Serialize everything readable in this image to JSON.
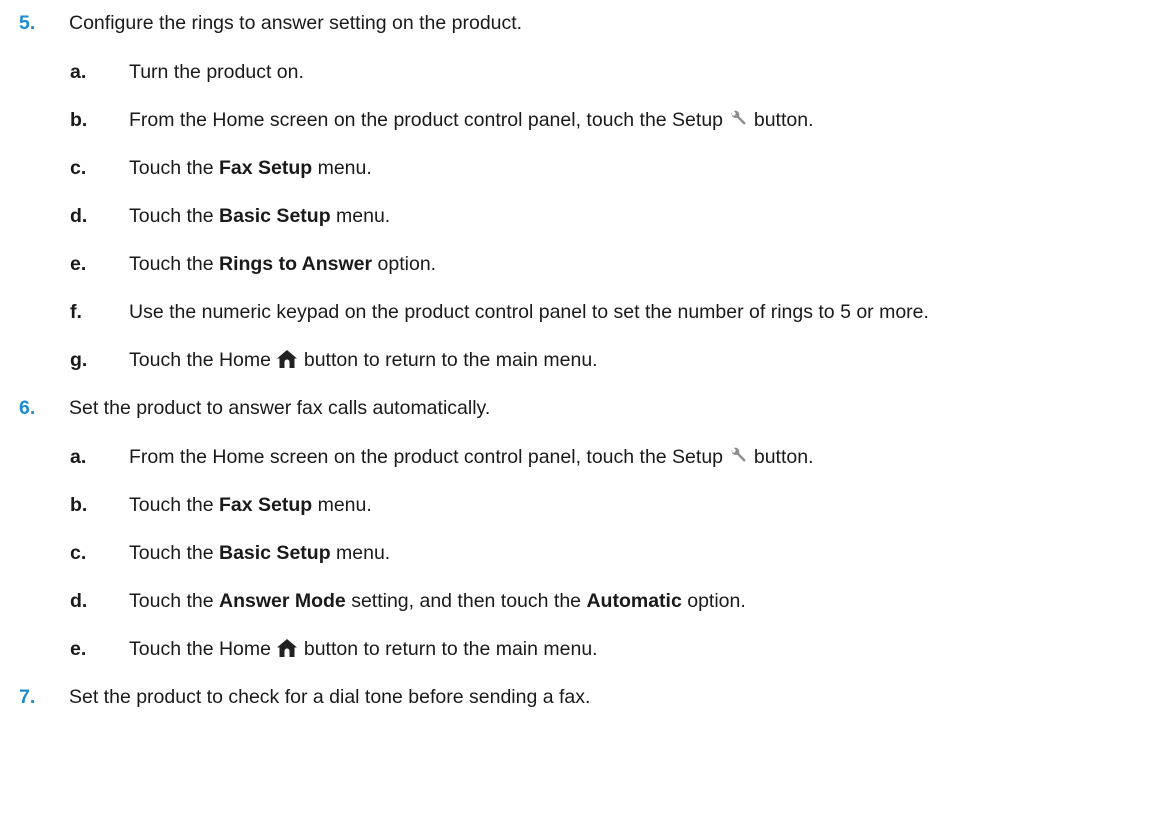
{
  "steps": [
    {
      "number": "5.",
      "text": "Configure the rings to answer setting on the product.",
      "substeps": [
        {
          "letter": "a.",
          "text": "Turn the product on."
        },
        {
          "letter": "b.",
          "pre": "From the Home screen on the product control panel, touch the Setup",
          "post": "button.",
          "icon": "wrench-icon"
        },
        {
          "letter": "c.",
          "pre": "Touch the",
          "bold": "Fax Setup",
          "post": "menu."
        },
        {
          "letter": "d.",
          "pre": "Touch the",
          "bold": "Basic Setup",
          "post": "menu."
        },
        {
          "letter": "e.",
          "pre": "Touch the",
          "bold": "Rings to Answer",
          "post": "option."
        },
        {
          "letter": "f.",
          "text": "Use the numeric keypad on the product control panel to set the number of rings to 5 or more."
        },
        {
          "letter": "g.",
          "pre": "Touch the Home",
          "post": "button to return to the main menu.",
          "icon": "home-icon"
        }
      ]
    },
    {
      "number": "6.",
      "text": "Set the product to answer fax calls automatically.",
      "substeps": [
        {
          "letter": "a.",
          "pre": "From the Home screen on the product control panel, touch the Setup",
          "post": "button.",
          "icon": "wrench-icon"
        },
        {
          "letter": "b.",
          "pre": "Touch the",
          "bold": "Fax Setup",
          "post": "menu."
        },
        {
          "letter": "c.",
          "pre": "Touch the",
          "bold": "Basic Setup",
          "post": "menu."
        },
        {
          "letter": "d.",
          "pre": "Touch the",
          "bold": "Answer Mode",
          "mid": "setting, and then touch the",
          "bold2": "Automatic",
          "post": "option."
        },
        {
          "letter": "e.",
          "pre": "Touch the Home",
          "post": "button to return to the main menu.",
          "icon": "home-icon"
        }
      ]
    },
    {
      "number": "7.",
      "text": "Set the product to check for a dial tone before sending a fax.",
      "substeps": []
    }
  ],
  "colors": {
    "step_number": "#1e8ccd",
    "text": "#1a1a1a"
  }
}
^^^^
◆ **TASK OBJECTIVE**: Transcribe every entry word for word, but omit the pictures.

◆ **OUTPUT OF THE TASK**:
Serialize everything readable in this image to JSON.
{
  "steps": [
    {
      "number": "5.",
      "text": "Configure the rings to answer setting on the product.",
      "substeps": [
        {
          "letter": "a.",
          "text": "Turn the product on."
        },
        {
          "letter": "b.",
          "pre": "From the Home screen on the product control panel, touch the Setup",
          "post": "button.",
          "icon": "wrench-icon"
        },
        {
          "letter": "c.",
          "pre": "Touch the",
          "bold": "Fax Setup",
          "post": "menu."
        },
        {
          "letter": "d.",
          "pre": "Touch the",
          "bold": "Basic Setup",
          "post": "menu."
        },
        {
          "letter": "e.",
          "pre": "Touch the",
          "bold": "Rings to Answer",
          "post": "option."
        },
        {
          "letter": "f.",
          "text": "Use the numeric keypad on the product control panel to set the number of rings to 5 or more."
        },
        {
          "letter": "g.",
          "pre": "Touch the Home",
          "post": "button to return to the main menu.",
          "icon": "home-icon"
        }
      ]
    },
    {
      "number": "6.",
      "text": "Set the product to answer fax calls automatically.",
      "substeps": [
        {
          "letter": "a.",
          "pre": "From the Home screen on the product control panel, touch the Setup",
          "post": "button.",
          "icon": "wrench-icon"
        },
        {
          "letter": "b.",
          "pre": "Touch the",
          "bold": "Fax Setup",
          "post": "menu."
        },
        {
          "letter": "c.",
          "pre": "Touch the",
          "bold": "Basic Setup",
          "post": "menu."
        },
        {
          "letter": "d.",
          "pre": "Touch the",
          "bold": "Answer Mode",
          "mid": "setting, and then touch the",
          "bold2": "Automatic",
          "post": "option."
        },
        {
          "letter": "e.",
          "pre": "Touch the Home",
          "post": "button to return to the main menu.",
          "icon": "home-icon"
        }
      ]
    },
    {
      "number": "7.",
      "text": "Set the product to check for a dial tone before sending a fax.",
      "substeps": []
    }
  ],
  "colors": {
    "step_number": "#1e8ccd",
    "text": "#1a1a1a"
  }
}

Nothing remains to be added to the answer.